> **Task to carry out**
Find each line containing the string "success" and return it.

(Dataset items)
□ □ □ □ □
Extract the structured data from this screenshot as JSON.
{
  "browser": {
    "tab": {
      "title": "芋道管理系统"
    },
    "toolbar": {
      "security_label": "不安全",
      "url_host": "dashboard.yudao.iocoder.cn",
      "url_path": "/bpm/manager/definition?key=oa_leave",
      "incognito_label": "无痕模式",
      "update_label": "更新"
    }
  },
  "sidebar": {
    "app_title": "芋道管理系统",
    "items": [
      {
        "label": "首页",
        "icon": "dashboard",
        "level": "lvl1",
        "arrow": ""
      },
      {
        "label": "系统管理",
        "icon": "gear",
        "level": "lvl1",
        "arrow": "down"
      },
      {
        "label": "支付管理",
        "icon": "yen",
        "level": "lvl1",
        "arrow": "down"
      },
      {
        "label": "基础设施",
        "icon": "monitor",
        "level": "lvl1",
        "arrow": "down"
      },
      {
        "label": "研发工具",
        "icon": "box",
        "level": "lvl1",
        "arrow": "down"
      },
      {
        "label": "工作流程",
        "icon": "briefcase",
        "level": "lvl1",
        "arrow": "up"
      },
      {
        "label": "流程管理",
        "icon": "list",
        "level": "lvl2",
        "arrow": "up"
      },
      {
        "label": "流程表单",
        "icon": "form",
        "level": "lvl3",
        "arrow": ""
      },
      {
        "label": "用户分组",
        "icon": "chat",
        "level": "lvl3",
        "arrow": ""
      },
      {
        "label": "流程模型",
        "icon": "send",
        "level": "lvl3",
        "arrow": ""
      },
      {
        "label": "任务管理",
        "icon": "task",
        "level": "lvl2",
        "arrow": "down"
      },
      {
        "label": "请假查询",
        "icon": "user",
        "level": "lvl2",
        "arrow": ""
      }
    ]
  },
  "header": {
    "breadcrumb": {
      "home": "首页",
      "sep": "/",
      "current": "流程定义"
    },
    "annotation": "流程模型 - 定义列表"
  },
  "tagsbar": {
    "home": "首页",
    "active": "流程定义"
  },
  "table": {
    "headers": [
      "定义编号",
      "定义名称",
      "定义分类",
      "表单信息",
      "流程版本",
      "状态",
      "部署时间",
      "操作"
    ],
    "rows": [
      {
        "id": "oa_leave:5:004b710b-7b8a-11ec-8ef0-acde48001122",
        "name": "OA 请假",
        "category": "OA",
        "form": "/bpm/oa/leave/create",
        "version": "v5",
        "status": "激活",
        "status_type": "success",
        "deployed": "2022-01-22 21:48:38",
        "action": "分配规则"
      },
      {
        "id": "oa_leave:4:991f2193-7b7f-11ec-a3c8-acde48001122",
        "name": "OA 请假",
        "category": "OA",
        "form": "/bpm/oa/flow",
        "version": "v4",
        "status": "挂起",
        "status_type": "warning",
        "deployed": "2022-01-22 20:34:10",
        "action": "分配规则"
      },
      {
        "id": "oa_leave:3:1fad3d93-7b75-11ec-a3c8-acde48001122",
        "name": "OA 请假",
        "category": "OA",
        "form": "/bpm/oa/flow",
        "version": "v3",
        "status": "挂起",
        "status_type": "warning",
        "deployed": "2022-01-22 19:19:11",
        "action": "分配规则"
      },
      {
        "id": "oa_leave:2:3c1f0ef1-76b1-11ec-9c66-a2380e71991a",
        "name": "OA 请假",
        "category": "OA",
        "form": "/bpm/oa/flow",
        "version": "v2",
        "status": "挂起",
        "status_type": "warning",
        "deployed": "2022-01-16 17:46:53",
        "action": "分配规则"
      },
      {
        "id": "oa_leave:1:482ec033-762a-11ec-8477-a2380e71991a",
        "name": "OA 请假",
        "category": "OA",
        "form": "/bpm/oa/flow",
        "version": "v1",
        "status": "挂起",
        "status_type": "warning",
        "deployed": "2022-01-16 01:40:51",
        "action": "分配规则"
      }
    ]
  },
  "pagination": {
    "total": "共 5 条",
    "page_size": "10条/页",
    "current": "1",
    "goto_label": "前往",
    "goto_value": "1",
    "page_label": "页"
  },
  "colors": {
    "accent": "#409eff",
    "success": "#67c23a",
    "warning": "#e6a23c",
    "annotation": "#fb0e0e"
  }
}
□ □ □ □ □
> **Written answer**
        "status_type": "success",
    "success": "#67c23a",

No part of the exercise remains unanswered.